### Aim
Omit the pictures, please, and give each record below again exactly.

### Material shown
## Begin
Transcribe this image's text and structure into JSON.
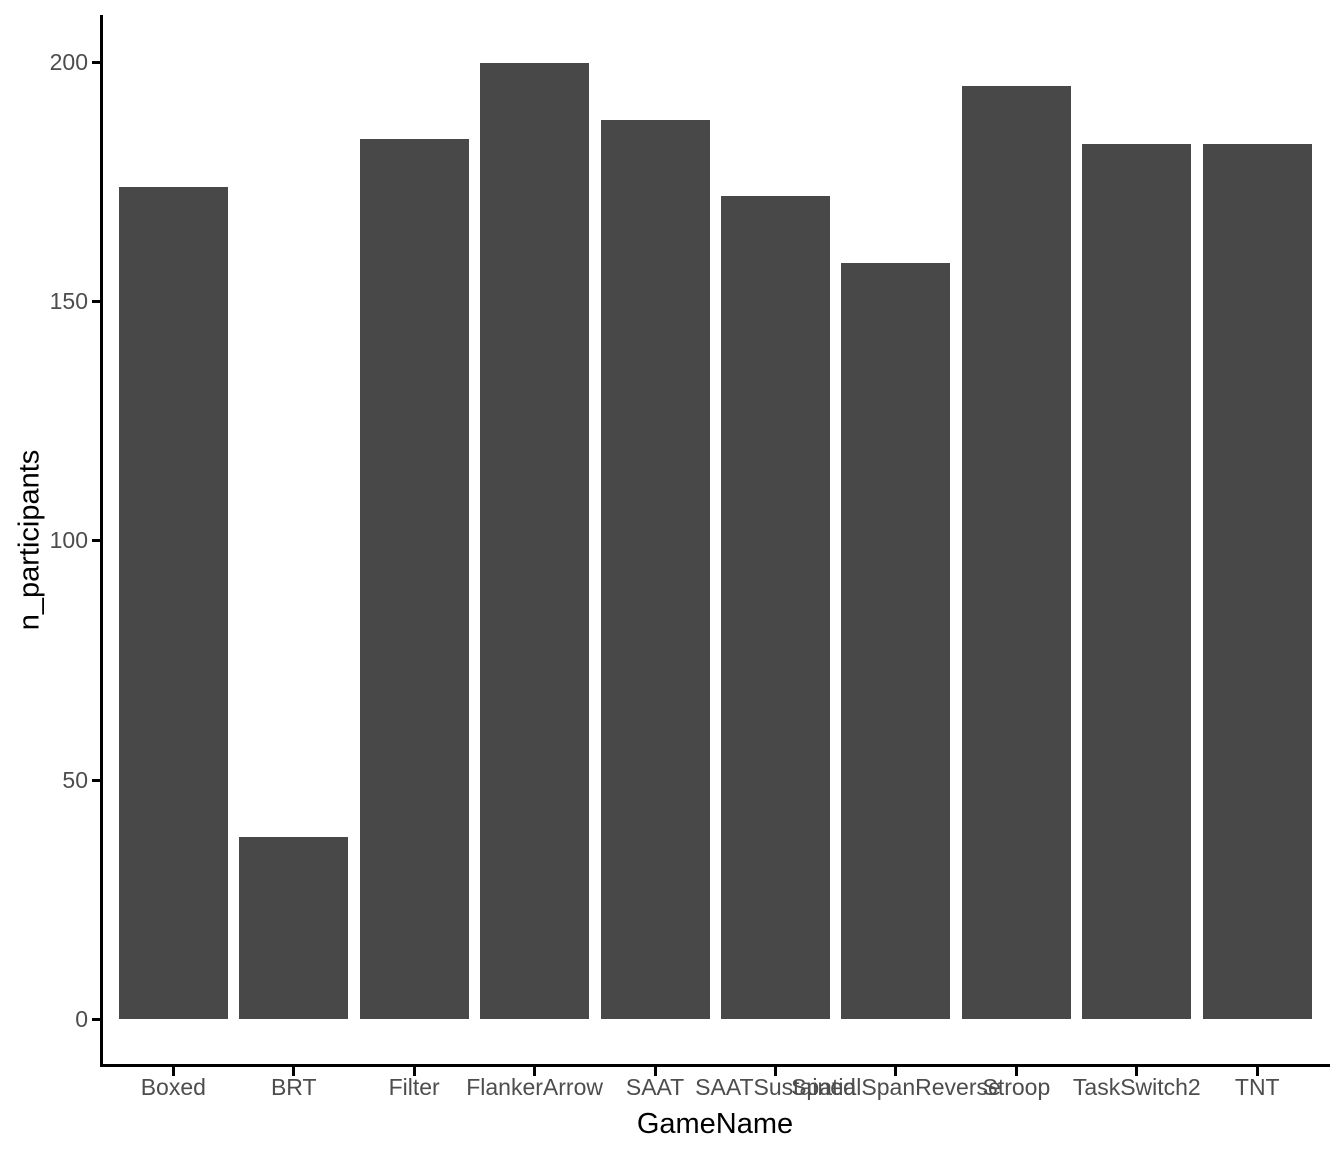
{
  "chart_data": {
    "type": "bar",
    "categories": [
      "Boxed",
      "BRT",
      "Filter",
      "FlankerArrow",
      "SAAT",
      "SAATSustained",
      "SpatialSpanReverse",
      "Stroop",
      "TaskSwitch2",
      "TNT"
    ],
    "values": [
      174,
      38,
      184,
      200,
      188,
      172,
      158,
      195,
      183,
      183
    ],
    "title": "",
    "xlabel": "GameName",
    "ylabel": "n_participants",
    "ylim": [
      0,
      200
    ],
    "yticks": [
      0,
      50,
      100,
      150,
      200
    ],
    "legend": null,
    "grid": false,
    "bar_color": "#484848",
    "axis_line_color": "#000000",
    "axis_text_color": "#4d4d4d",
    "axis_title_color": "#000000"
  }
}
## End
### Worked answer
Transcribe this image's text and structure into JSON.
{
  "chart_data": {
    "type": "bar",
    "categories": [
      "Boxed",
      "BRT",
      "Filter",
      "FlankerArrow",
      "SAAT",
      "SAATSustained",
      "SpatialSpanReverse",
      "Stroop",
      "TaskSwitch2",
      "TNT"
    ],
    "values": [
      174,
      38,
      184,
      200,
      188,
      172,
      158,
      195,
      183,
      183
    ],
    "title": "",
    "xlabel": "GameName",
    "ylabel": "n_participants",
    "ylim": [
      0,
      200
    ],
    "yticks": [
      0,
      50,
      100,
      150,
      200
    ],
    "legend": null,
    "grid": false,
    "bar_color": "#484848",
    "axis_line_color": "#000000",
    "axis_text_color": "#4d4d4d",
    "axis_title_color": "#000000"
  }
}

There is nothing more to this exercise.